TEXTE FOURNI:
# # # # # # #
S’ils sont visibles dans la journée, quand il ne fait pas trop froid, les enfants des rues de Mongolie disparaissent, la nuit venue, dans les galeries souterraines des villes construites sous la domination soviétique. Des kilomètres de tunnels où courent les conduites d’eau, chaude et froide, alimentant le chauffage collectif des immeubles. Des boyaux étroits, peu aérés, qui protègent du long hiver mongol, soient six mois durant lesquels les températures se situent couramment entre moins 30° et moins 40°. L’air y est confiné, la lueur des bougies éclaire aussi les rats et les cafards, compagnons des enfants des rues. On raconte, qu’il y a trois mois, une conduite d’eau bouillante a éclaté, tuant un enfant réfugié au chaud.

Mais l’information est restée discrète, le pays ne souhaitant probablement pas médiatiser la misère qui le touche. La Mongolie reconnaît aujourd’hui 300 enfants dans les rues d’Oulan Bator, mais les associations présentes sur place estiment leur nombre à environ 5000. Un chiffre considérable, lorsque l’on sait que la capitale mongole est peuplée d’environ 800 000 personnes. D’autres villes de Mongolie, nées dans les années 70 avec l’industrialisation à la soviétique, connaîtraient le même phénomène. Ainsi, Karakorum, Erdenet et Darhan, qui comptent de 40 000 à 80 000 habitants.
Pour l’instant, les enfants survivent grâce au vol à la tire, aux petits boulots sur les marchés ou dans la rue et à la prostitution, encore à l’état embryonnaire. Ils souffrent de maladies de peau, d’allergies et de problèmes digestifs essentiellement. Les drogues circulent encore peu parmi eux, sauf l’alcool.

Petits boulots et prostitution

Si le climat extrêmement rude de Mongolie oblige les enfants à vivre sous terre pour ne pas mourir de froid, il est aussi l’une des causes de leur situation : les hivers de 1997 et 1999 ont été particulièrement rigoureux. 600 000 têtes de bétail ont ainsi péri durant l’hiver 1997, une situation d’autant plus dramatique que l’herbe des steppes est raréfiée par des sécheresses successives, d’où une arrivée massive d’anciens nomades dans les villes où ils ne trouvent pas à s’employer. D’où également une paupérisation des familles où les bouches à nourrir sont un poids insupportable. Oulan Bator ne connaît officiellement que 5% de chômeurs, mais les données diffèrent selon les modes de calcul, et le chiffre de 40% est parfois avancé pour décrire la réalité. Les associations qui s’attachent à résoudre le problème des enfants des rues avancent aussi que l’alcoolisme est l’une des causes majeures de la situation. Prise en sandwich entre l’ex-URSS et la Chine, la Mongolie a vu son économie décliner dès la chute du bloc soviétique.
# # # # # # #
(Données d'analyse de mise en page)
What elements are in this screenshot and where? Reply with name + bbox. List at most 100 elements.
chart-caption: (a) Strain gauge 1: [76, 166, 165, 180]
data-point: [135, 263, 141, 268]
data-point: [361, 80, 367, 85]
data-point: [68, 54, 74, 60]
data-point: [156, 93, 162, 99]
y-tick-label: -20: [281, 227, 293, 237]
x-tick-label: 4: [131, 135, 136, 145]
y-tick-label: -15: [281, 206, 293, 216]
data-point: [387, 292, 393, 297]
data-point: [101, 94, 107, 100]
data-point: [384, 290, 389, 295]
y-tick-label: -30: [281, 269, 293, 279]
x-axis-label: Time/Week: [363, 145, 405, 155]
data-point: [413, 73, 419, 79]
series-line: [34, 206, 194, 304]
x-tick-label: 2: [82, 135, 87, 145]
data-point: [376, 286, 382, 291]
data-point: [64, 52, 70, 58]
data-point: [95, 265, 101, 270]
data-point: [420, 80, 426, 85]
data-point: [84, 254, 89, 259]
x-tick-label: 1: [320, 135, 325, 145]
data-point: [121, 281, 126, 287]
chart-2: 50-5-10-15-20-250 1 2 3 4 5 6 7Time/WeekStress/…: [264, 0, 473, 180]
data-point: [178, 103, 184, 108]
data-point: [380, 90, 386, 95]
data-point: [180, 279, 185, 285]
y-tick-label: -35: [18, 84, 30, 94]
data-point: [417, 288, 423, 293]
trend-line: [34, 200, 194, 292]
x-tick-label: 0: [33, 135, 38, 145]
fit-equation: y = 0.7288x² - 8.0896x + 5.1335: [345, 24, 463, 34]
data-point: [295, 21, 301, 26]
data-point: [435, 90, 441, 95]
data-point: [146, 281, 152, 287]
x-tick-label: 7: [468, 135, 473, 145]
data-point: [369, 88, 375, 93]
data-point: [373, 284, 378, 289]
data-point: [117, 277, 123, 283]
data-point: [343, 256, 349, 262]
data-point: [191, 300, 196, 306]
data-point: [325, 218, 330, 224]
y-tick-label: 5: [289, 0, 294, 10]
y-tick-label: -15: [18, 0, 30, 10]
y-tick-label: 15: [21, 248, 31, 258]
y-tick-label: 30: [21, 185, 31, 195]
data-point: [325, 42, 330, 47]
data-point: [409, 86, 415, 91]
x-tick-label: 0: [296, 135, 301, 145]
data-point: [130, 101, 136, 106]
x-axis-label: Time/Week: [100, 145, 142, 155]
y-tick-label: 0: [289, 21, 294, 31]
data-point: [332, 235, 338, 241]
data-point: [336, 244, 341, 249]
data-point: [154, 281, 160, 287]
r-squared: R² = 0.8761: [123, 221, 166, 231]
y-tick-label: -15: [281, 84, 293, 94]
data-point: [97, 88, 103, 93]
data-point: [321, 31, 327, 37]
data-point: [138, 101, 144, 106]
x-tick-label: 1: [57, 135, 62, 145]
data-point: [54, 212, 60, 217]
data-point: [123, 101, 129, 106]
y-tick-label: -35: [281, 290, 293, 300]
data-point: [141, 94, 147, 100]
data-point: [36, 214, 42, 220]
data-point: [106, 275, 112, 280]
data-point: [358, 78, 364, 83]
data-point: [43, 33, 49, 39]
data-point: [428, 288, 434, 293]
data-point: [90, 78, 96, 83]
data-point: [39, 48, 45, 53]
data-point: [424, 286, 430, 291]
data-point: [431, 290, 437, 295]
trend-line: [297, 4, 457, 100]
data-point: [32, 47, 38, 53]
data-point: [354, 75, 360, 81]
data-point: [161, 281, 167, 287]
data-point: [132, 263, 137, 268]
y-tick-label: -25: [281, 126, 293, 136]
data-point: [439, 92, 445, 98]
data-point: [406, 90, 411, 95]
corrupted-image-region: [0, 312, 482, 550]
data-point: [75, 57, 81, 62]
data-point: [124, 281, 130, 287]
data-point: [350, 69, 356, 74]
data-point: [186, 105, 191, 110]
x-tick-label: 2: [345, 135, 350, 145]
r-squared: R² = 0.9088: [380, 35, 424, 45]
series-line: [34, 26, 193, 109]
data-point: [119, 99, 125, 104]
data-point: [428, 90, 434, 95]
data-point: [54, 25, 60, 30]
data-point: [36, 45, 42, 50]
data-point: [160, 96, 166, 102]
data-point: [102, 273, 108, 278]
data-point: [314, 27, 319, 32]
# # # # # # #
Répondez à ces questions à partir du texte sur les enfants des rues de Mongolie :
(a) Selon les associations sur place, combien d'enfants vivent dans les rues d'Oulan Bator ?
(b) Combien de têtes de bétail sont mortes pendant l'hiver 1997 ?
(c) Quel est le taux de chômage officiel à Oulan Bator ?

(a) Environ 5000.
(b) 600 000.
(c) 5 %.